● Texte fourni:
[Crédit photo : CGT Dordogne]
La papeterie de Condat licencie la moitié des salariés après avoir touché 33 millions d’argent public
Fin juin, le groupe Lecta, propriétaire des papeteries de Condat en Dordogne, a annoncé la suppression de 187 emplois. Après un investissement massif d’argent public, ces licenciements montrent le mépris du patronat pour les ouvriers.
Le 20 juin dernier, le groupe espagnol Lecta, propriétaire de la papeterie de Condat-sur-Vézère (Dordogne) a annoncé la fermeture d’une ligne de production, menaçant ainsi 187 postes sur les 420 que comptent l’usine. Un attaque scandaleuse contre les salariés de l’entreprise et ses sous-traitants. Les syndicalistes présents dans la grève estiment ainsi que pour un emploi perdu à la papeterie ce sont trois emplois qui sont menacés en Dordogne.
Une manœuvre sur les chiffres pour faire passer la pilule
Pour justifier ces licenciements, le groupe a usé de méthodes scandaleuses en présentant les chiffres de début 2023. Selon l’élu CGT au CE des papeteries Eric Pestourie pour France Bleu : « on sait que dans la Papeterie, les chiffres peuvent varier d’une année sur l’autre. On a fait une très bonne année 2022 et là, on nous sort les chiffres de début 2023 ».

● Exercice A:
Citez fidèlement les lignes de la liste, depuis son début jusqu'à la ligne contenant « tweet-text: Böbrek yetmezliği », celle-ci comprise.
● Exercice B:
Rédigez la suite de l'article sur la papeterie de Condat, à partir de sa dernière phrase.
L'article ci-dessus et la liste qui suit proviennent de sources distinctes.

Entrées de données recueillies
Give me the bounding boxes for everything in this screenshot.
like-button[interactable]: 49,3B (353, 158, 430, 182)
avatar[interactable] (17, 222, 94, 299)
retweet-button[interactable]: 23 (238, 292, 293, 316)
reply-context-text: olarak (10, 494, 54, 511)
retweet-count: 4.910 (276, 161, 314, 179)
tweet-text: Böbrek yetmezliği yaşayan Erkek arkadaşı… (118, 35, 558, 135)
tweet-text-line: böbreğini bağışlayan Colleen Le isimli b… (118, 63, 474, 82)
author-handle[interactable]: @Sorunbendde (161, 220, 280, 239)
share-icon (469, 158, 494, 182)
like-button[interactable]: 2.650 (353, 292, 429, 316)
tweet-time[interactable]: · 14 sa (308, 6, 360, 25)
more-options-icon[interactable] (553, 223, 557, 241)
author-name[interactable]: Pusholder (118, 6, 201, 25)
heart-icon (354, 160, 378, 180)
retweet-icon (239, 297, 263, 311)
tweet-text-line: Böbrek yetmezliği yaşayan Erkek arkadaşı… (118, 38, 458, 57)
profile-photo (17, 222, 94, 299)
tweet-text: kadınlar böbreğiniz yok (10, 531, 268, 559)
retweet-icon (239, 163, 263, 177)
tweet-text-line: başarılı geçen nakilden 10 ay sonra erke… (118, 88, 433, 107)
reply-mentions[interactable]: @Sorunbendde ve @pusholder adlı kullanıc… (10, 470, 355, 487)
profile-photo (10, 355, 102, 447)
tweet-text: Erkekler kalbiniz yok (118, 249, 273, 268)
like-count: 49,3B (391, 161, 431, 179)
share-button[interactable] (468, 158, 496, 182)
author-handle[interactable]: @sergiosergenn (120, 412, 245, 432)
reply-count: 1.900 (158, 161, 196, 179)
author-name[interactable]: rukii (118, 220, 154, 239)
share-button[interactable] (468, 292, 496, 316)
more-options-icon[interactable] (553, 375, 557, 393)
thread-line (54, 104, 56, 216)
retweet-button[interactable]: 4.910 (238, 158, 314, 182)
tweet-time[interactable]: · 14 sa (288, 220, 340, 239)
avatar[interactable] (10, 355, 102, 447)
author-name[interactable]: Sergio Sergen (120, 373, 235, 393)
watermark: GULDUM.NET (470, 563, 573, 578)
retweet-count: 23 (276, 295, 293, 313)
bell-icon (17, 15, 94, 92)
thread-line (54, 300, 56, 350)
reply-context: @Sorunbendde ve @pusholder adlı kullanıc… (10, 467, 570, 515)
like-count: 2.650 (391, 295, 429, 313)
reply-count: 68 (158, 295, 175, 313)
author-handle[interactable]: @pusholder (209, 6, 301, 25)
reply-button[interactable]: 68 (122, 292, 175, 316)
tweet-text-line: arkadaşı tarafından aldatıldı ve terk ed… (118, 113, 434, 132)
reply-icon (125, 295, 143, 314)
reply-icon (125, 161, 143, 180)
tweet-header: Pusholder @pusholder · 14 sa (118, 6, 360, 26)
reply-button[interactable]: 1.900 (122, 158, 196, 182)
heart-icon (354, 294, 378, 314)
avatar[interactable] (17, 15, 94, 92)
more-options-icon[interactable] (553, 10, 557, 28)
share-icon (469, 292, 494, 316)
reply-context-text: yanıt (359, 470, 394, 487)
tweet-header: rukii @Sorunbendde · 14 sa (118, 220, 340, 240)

● Réponse A:
Give me the bounding boxes for everything in this screenshot.
like-button[interactable]: 49,3B (353, 158, 430, 182)
avatar[interactable] (17, 222, 94, 299)
retweet-button[interactable]: 23 (238, 292, 293, 316)
reply-context-text: olarak (10, 494, 54, 511)
retweet-count: 4.910 (276, 161, 314, 179)
tweet-text: Böbrek yetmezliği yaşayan Erkek arkadaşı… (118, 35, 558, 135)

● Réponse B:
Patricia Canto, technicienne de maintenance, délégué FO et secrétaire CSE témoigne : « le groupe est un fonds de pension, ce qui les intéresse c’est l’argent et pas les hommes. Là, ils veulent délocaliser la production en Espagne et en Italie. Ça ne met pas en danger que l’usine, mais les sous-traitants, les commerçants, les artisans, tous le bassins de vie. Quand on pose les questions sur la stratégie dans les autres entreprises du groupe en Espagne et en Italie, on ne nous répond pas ».
En réaction, le mercredi 12 juillet, un millier de personnes - employés, commerçants, élus et habitants - ont manifesté dans les rues du Lardin-Saint-Lazare (Dordogne) en scandant « Si l’usine ferme, le village meurt ! ». Patricia Canto qui travaille depuis 35 ans dans l’usine nous témoigne : « J’en ai connu des plan sociaux, mais pour celui-ci, les gens prennent plus conscience. Toute l’usine a manifesté son mécontentement, des ouvriers aux anciens directeurs en passant par les cadres ».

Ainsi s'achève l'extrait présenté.